### Required work
Please find all lines in the data that hold the string "поступает" and copy them.

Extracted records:
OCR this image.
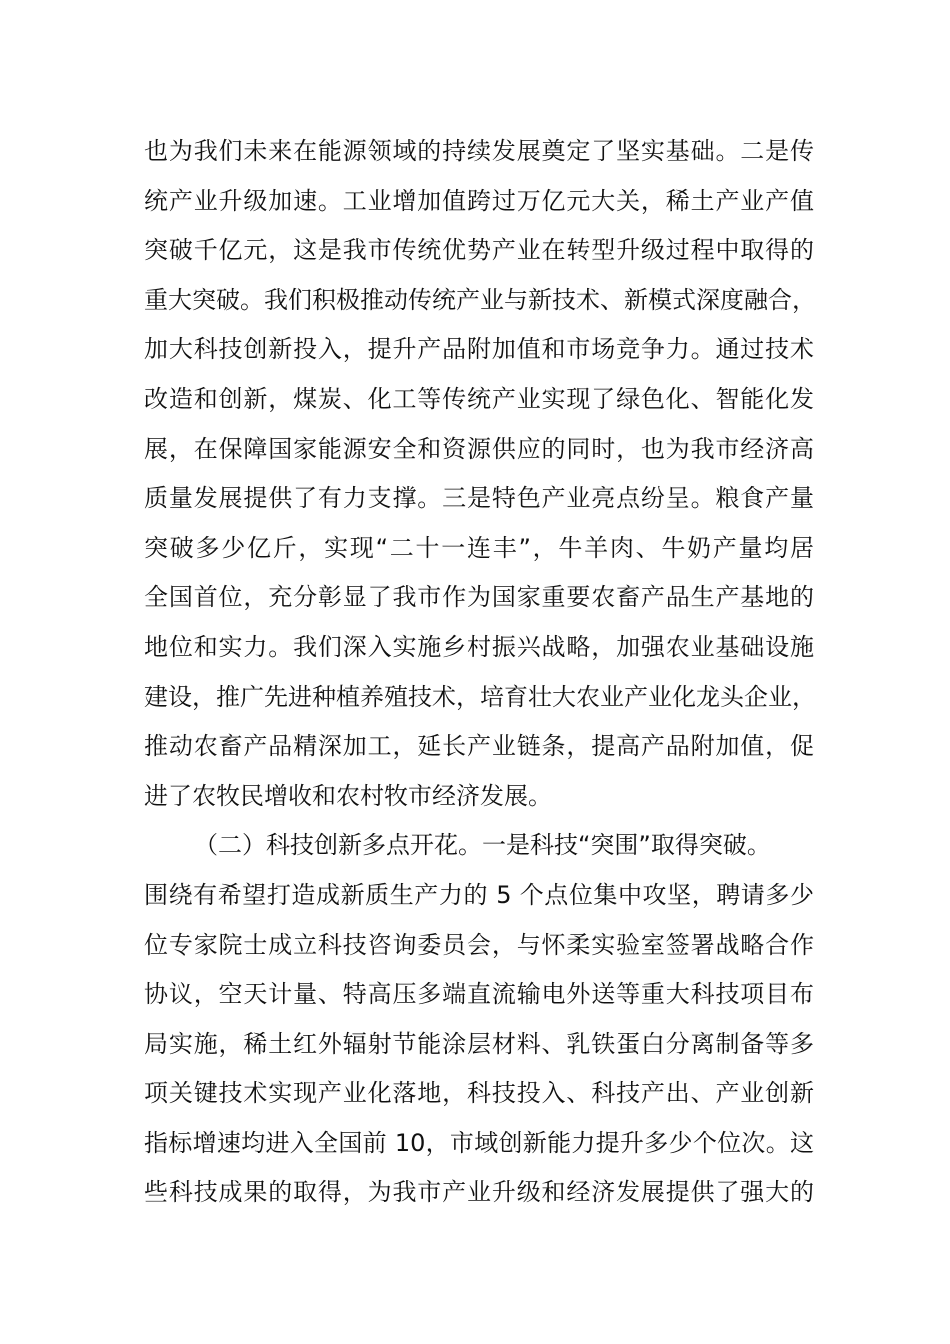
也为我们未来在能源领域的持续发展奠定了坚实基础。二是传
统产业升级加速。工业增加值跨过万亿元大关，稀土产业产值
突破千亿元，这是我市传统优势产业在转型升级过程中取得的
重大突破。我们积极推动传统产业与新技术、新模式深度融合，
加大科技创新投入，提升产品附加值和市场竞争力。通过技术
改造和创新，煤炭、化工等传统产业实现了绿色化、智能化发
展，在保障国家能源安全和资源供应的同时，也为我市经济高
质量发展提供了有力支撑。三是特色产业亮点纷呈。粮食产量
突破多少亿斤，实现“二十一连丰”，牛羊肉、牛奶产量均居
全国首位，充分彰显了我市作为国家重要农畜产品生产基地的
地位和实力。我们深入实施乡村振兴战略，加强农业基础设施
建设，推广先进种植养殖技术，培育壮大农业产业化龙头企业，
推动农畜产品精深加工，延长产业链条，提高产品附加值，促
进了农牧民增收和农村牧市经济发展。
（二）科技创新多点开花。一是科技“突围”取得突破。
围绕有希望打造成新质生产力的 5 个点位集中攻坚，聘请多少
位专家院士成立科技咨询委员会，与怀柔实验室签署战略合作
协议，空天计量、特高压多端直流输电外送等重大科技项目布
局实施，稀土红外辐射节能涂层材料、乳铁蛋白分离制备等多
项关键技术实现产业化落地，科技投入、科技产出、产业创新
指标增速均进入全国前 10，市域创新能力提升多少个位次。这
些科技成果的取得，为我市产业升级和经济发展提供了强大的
* * *
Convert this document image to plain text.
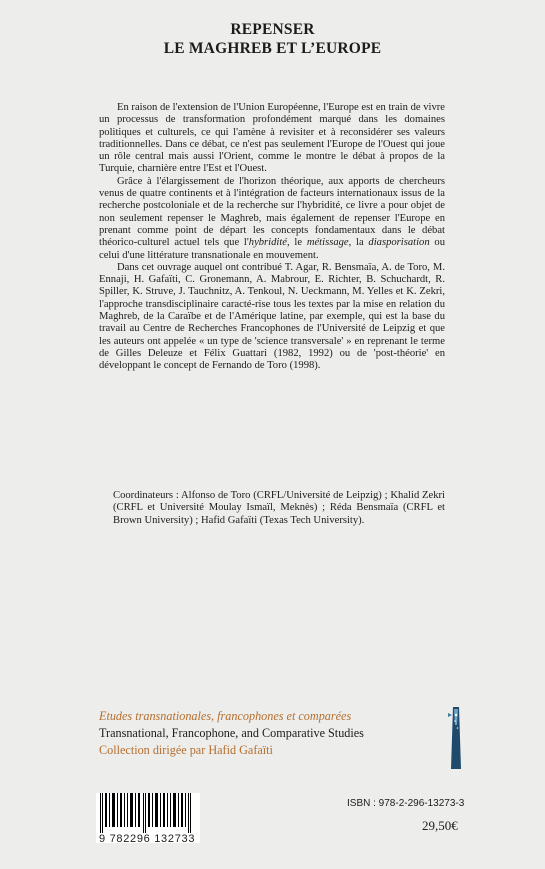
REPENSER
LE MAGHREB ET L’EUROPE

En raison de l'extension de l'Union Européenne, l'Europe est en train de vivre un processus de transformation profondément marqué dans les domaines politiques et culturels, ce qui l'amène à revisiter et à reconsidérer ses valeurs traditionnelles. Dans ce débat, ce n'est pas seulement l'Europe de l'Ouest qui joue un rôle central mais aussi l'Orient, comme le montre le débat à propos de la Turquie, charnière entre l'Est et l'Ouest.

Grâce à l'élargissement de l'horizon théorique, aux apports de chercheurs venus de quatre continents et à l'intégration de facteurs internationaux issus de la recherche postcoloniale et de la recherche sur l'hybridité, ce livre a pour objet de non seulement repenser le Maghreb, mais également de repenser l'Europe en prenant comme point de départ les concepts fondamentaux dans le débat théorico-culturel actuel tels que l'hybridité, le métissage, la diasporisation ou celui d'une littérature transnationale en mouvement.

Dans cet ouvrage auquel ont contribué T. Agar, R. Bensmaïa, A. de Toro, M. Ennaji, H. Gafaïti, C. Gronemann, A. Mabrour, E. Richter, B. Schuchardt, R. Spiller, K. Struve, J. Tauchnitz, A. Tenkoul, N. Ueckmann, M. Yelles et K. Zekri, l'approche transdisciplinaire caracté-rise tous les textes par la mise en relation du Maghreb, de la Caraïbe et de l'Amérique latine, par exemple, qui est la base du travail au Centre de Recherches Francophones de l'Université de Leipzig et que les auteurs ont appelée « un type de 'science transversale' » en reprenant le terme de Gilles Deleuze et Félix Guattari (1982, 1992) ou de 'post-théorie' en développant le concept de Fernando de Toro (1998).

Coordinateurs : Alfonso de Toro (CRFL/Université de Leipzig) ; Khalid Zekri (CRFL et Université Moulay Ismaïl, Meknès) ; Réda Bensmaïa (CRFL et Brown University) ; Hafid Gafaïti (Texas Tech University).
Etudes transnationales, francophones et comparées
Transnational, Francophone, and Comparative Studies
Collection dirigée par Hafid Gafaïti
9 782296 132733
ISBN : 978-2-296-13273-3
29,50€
--
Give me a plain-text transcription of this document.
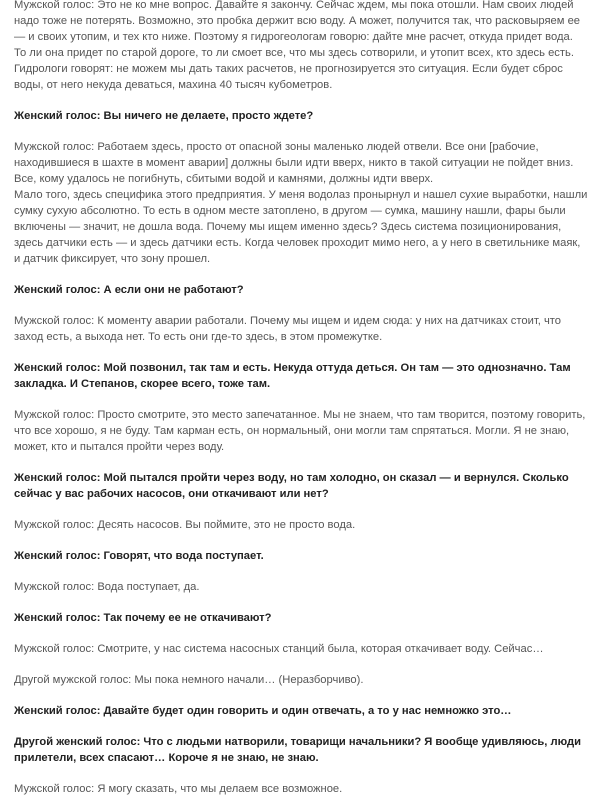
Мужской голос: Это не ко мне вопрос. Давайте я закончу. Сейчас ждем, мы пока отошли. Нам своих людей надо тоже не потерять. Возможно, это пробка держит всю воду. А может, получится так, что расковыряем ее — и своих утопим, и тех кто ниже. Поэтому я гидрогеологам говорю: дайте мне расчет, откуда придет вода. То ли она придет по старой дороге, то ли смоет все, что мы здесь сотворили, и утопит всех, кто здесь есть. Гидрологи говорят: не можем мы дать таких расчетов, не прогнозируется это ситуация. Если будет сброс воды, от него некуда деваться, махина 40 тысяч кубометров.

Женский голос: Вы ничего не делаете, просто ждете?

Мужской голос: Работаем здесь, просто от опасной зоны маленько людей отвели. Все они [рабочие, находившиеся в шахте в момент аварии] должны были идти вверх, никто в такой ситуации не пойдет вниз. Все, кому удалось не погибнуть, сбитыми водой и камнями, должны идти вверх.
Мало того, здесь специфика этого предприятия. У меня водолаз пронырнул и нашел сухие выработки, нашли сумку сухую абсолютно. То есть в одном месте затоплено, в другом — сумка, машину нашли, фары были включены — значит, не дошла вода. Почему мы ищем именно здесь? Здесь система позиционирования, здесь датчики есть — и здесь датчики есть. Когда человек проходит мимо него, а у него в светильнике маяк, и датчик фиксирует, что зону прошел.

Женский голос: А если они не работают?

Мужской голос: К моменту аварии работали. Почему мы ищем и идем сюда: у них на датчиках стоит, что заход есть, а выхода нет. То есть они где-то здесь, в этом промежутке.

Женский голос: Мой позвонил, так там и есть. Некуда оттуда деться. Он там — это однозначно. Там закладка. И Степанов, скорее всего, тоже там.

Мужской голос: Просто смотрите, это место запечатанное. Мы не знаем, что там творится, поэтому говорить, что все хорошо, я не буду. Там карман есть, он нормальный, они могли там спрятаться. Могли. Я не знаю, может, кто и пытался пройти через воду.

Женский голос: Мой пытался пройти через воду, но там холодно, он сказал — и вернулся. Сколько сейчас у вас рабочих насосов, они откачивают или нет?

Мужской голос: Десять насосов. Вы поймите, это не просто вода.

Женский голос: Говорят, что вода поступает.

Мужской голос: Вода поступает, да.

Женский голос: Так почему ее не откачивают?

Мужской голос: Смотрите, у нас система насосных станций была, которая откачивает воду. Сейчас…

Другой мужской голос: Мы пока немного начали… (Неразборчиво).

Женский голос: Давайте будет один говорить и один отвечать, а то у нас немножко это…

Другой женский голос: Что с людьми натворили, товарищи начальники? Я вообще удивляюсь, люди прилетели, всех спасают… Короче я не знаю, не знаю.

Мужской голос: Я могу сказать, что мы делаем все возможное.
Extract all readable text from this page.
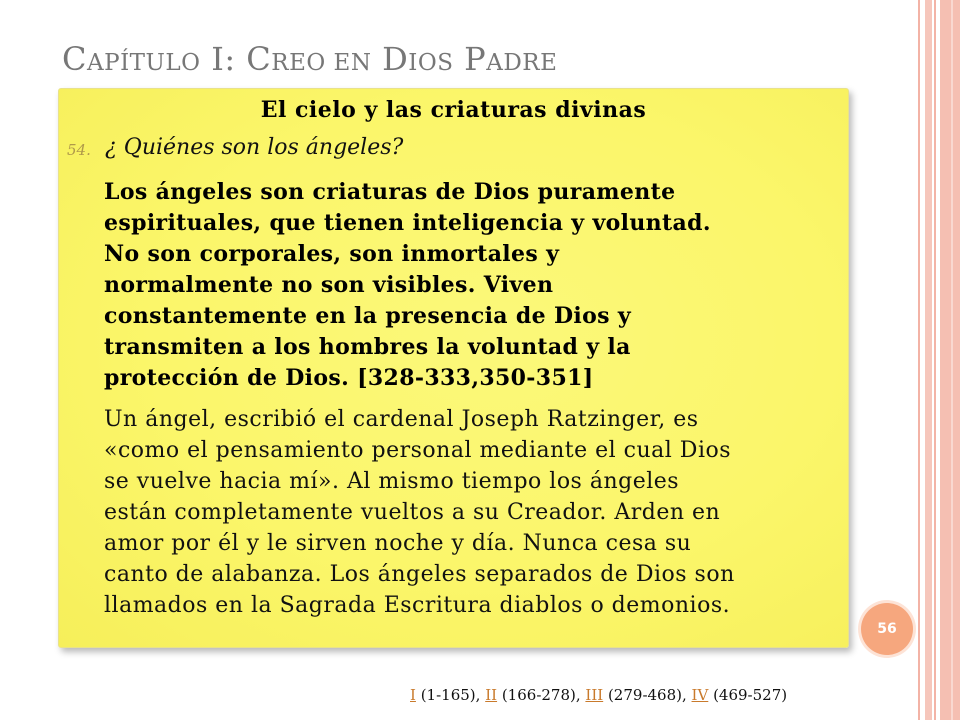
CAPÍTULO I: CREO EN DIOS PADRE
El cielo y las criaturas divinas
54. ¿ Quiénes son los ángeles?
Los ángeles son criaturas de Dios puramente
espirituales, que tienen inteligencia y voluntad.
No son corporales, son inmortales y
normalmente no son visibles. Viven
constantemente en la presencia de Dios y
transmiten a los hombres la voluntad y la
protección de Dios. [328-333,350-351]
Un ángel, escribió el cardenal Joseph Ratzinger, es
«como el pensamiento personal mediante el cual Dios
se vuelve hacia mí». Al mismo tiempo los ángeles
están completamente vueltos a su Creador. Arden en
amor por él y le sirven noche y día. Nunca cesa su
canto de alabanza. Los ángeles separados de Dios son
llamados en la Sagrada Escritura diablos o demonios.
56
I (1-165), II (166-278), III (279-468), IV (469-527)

### Correct response
Женский голос: Говорят, что вода поступает.
Мужской голос: Вода поступает, да.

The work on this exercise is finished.